Work to complete - In the entries below, find the lines with the word "ylabel" and copy them.

───── Provided entries

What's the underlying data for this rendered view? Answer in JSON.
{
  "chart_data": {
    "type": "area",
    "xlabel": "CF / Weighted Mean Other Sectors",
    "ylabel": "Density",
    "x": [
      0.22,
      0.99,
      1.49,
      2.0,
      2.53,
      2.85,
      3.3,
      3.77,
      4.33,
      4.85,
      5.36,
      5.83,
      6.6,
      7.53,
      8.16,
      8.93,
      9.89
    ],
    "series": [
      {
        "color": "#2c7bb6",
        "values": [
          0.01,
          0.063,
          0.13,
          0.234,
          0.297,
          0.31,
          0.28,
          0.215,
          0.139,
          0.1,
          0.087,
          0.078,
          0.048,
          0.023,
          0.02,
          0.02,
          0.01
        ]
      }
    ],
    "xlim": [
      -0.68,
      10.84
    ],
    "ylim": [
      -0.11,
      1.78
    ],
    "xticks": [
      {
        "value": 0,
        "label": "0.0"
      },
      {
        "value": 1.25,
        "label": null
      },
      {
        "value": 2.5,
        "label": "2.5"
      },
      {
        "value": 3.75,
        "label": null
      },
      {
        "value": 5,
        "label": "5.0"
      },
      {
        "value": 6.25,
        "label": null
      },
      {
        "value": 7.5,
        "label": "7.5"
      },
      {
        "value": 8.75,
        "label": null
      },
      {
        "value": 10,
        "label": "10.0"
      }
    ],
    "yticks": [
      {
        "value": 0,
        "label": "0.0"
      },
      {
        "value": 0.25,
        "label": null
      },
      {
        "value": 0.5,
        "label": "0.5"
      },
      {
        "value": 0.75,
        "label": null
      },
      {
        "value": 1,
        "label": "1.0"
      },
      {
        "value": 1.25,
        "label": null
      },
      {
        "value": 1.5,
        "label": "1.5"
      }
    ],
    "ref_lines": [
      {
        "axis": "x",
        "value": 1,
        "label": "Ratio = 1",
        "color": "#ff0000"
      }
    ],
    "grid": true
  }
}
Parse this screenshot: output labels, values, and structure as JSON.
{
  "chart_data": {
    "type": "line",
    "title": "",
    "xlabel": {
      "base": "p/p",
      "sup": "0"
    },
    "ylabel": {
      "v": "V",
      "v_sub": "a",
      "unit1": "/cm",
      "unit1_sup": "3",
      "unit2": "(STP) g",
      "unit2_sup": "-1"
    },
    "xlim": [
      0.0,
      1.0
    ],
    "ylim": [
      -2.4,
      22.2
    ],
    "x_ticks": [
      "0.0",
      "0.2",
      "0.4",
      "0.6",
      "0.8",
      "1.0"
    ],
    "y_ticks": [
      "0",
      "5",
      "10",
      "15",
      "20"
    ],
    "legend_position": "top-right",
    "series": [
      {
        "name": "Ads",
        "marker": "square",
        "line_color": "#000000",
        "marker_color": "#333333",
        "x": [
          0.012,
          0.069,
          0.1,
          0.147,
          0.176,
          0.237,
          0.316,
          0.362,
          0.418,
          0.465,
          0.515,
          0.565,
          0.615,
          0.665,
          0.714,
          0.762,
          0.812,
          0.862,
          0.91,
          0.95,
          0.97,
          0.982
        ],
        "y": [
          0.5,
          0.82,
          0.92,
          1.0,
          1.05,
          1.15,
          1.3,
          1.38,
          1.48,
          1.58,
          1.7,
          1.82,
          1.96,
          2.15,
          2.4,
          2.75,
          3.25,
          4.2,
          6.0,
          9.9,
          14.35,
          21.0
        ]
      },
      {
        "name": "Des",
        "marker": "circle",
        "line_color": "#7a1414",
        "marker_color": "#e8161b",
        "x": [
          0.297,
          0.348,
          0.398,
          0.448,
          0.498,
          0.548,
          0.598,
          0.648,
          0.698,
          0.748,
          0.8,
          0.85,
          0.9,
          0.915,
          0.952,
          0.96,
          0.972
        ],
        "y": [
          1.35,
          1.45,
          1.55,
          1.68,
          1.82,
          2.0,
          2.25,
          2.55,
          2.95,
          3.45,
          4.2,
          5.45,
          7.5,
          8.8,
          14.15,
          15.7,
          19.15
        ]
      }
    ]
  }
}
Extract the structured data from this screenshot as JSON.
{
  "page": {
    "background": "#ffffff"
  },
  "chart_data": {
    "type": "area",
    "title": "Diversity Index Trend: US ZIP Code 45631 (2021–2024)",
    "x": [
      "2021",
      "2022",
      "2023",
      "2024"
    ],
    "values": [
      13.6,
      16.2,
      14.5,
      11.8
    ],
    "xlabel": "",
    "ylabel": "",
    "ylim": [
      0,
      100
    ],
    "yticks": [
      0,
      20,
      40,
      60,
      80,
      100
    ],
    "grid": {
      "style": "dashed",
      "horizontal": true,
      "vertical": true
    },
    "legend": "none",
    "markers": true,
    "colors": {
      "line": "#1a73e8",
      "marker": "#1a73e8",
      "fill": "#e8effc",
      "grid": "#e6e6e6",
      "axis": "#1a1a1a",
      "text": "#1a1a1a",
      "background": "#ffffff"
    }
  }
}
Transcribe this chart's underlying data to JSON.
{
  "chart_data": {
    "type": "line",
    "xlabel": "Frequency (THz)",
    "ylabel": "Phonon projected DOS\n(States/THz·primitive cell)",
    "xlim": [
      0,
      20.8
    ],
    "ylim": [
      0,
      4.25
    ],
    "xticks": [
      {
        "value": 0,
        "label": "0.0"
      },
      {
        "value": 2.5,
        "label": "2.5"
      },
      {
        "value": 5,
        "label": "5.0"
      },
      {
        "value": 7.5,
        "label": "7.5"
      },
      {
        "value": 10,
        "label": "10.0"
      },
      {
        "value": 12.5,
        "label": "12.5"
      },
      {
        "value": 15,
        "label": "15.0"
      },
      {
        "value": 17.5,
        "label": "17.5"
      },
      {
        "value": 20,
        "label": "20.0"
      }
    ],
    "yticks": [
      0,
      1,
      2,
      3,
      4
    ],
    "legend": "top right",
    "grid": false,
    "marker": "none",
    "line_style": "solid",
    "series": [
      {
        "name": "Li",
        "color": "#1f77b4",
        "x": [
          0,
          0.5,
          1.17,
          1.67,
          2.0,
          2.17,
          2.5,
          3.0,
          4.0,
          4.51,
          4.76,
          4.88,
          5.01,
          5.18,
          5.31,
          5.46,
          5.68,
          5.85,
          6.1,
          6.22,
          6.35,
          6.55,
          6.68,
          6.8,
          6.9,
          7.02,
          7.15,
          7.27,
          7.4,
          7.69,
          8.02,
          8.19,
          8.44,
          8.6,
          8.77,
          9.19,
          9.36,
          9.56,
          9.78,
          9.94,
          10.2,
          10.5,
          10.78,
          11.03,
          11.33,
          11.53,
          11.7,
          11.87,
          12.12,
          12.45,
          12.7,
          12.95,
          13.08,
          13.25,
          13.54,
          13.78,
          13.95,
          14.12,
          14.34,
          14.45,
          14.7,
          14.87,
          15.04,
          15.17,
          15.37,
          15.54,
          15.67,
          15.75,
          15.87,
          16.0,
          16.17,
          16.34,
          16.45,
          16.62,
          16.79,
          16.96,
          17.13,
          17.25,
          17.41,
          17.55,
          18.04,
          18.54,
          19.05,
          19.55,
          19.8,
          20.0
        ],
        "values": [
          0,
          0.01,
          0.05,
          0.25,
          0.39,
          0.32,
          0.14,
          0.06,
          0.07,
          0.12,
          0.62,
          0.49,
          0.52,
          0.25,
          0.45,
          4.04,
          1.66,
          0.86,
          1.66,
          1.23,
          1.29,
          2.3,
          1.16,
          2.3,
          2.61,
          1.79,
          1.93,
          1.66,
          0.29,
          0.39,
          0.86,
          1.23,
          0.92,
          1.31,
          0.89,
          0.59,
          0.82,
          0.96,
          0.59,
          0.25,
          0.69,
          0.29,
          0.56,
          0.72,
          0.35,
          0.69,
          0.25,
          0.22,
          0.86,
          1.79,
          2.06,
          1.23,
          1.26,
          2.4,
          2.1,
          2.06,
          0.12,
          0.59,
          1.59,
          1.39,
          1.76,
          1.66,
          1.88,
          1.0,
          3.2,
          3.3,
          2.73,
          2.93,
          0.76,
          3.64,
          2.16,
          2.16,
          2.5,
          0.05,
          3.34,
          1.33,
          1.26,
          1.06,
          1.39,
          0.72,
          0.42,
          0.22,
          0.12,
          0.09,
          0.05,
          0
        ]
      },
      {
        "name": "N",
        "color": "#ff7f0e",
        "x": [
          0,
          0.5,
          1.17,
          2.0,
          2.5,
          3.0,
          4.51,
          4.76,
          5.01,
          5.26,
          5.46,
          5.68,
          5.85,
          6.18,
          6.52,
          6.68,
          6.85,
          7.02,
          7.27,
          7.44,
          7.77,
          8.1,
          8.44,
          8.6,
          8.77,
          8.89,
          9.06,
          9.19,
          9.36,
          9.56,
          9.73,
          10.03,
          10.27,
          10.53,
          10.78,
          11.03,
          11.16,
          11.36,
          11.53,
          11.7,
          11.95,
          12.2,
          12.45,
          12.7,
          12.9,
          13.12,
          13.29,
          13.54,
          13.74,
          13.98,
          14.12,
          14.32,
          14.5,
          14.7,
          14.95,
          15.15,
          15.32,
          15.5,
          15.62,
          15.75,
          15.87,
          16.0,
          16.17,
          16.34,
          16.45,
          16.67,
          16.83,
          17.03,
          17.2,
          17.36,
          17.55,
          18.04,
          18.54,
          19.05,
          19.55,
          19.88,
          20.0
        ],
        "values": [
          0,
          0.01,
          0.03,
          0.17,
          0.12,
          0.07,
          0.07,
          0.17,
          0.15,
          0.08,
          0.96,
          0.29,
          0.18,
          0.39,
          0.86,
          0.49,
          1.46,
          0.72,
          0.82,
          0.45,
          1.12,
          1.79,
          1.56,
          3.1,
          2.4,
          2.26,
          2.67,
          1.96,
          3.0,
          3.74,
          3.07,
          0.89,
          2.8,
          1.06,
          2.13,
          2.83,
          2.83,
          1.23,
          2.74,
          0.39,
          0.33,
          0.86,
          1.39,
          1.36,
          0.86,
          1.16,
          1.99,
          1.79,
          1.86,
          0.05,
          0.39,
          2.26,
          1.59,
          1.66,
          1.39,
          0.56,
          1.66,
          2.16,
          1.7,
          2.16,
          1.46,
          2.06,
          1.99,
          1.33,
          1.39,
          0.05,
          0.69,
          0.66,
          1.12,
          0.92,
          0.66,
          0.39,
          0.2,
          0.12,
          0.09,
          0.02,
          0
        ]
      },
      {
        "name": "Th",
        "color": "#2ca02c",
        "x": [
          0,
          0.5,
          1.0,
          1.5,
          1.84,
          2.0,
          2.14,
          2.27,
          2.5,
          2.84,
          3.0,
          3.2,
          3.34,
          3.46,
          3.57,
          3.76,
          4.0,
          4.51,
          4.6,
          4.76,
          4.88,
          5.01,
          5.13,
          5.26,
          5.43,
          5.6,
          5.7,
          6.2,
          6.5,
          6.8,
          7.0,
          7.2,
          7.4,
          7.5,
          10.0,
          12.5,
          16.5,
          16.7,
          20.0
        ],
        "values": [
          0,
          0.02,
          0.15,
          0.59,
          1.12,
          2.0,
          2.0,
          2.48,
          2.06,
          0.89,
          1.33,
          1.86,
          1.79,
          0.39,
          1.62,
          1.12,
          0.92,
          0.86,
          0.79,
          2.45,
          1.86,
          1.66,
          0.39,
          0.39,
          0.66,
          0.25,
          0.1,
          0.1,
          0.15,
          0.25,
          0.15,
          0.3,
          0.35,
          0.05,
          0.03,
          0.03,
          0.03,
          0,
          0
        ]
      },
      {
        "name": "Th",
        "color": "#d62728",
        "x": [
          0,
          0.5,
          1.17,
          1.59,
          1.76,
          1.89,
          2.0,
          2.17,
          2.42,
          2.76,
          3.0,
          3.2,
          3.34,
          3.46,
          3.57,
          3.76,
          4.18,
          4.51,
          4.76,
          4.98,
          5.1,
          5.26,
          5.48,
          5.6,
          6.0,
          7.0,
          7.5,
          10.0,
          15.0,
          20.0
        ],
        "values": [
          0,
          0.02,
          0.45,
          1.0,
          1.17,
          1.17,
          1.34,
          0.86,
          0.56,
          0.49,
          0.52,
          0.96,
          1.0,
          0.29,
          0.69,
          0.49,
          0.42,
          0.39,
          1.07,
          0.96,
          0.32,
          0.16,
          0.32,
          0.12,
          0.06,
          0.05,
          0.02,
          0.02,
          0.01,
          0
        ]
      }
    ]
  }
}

──────────

Reply -
    "ylabel": "Density",
    "ylabel": {
    "ylabel": "",
    "ylabel": "Phonon projected DOS\n(States/THz·primitive cell)",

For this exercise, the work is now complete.